:: Instruction ::
The records below hold pictures; please leave those out and retype the rest exactly.

_____

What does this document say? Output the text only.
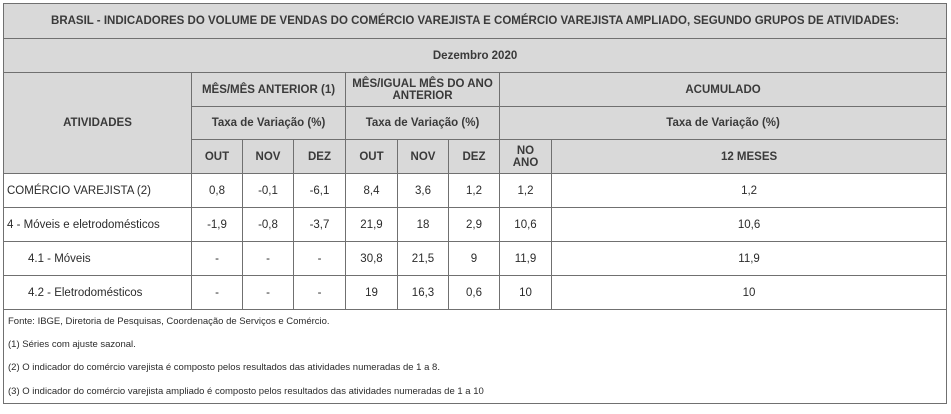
BRASIL - INDICADORES DO VOLUME DE VENDAS DO COMÉRCIO VAREJISTA E COMÉRCIO VAREJISTA AMPLIADO, SEGUNDO GRUPOS DE ATIVIDADES:								
Dezembro 2020								
ATIVIDADES	MÊS/MÊS ANTERIOR (1)			MÊS/IGUAL MÊS DO ANO ANTERIOR			ACUMULADO	
	Taxa de Variação (%)			Taxa de Variação (%)			Taxa de Variação (%)	
	OUT	NOV	DEZ	OUT	NOV	DEZ	NO ANO	12 MESES
COMÉRCIO VAREJISTA (2)	0,8	-0,1	-6,1	8,4	3,6	1,2	1,2	1,2
4 - Móveis e eletrodomésticos	-1,9	-0,8	-3,7	21,9	18	2,9	10,6	10,6
4.1 - Móveis	-	-	-	30,8	21,5	9	11,9	11,9
4.2 - Eletrodomésticos	-	-	-	19	16,3	0,6	10	10
Fonte: IBGE, Diretoria de Pesquisas, Coordenação de Serviços e Comércio.								
(1) Séries com ajuste sazonal.								
(2) O indicador do comércio varejista é composto pelos resultados das atividades numeradas de 1 a 8.								
(3) O indicador do comércio varejista ampliado é composto pelos resultados das atividades numeradas de 1 a 10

_____

:: Full output ::
What does this document say? Output the text only.
BRASIL - INDICADORES DO VOLUME DE VENDAS DO COMÉRCIO VAREJISTA E COMÉRCIO VAREJISTA AMPLIADO, SEGUNDO GRUPOS DE ATIVIDADES:								
Dezembro 2020								
ATIVIDADES	MÊS/MÊS ANTERIOR (1)			MÊS/IGUAL MÊS DO ANO ANTERIOR			ACUMULADO	
	Taxa de Variação (%)			Taxa de Variação (%)			Taxa de Variação (%)	
	OUT	NOV	DEZ	OUT	NOV	DEZ	NO ANO	12 MESES
COMÉRCIO VAREJISTA (2)	0,8	-0,1	-6,1	8,4	3,6	1,2	1,2	1,2
4 - Móveis e eletrodomésticos	-1,9	-0,8	-3,7	21,9	18	2,9	10,6	10,6
4.1 - Móveis	-	-	-	30,8	21,5	9	11,9	11,9
4.2 - Eletrodomésticos	-	-	-	19	16,3	0,6	10	10
Fonte: IBGE, Diretoria de Pesquisas, Coordenação de Serviços e Comércio.								
(1) Séries com ajuste sazonal.								
(2) O indicador do comércio varejista é composto pelos resultados das atividades numeradas de 1 a 8.								
(3) O indicador do comércio varejista ampliado é composto pelos resultados das atividades numeradas de 1 a 10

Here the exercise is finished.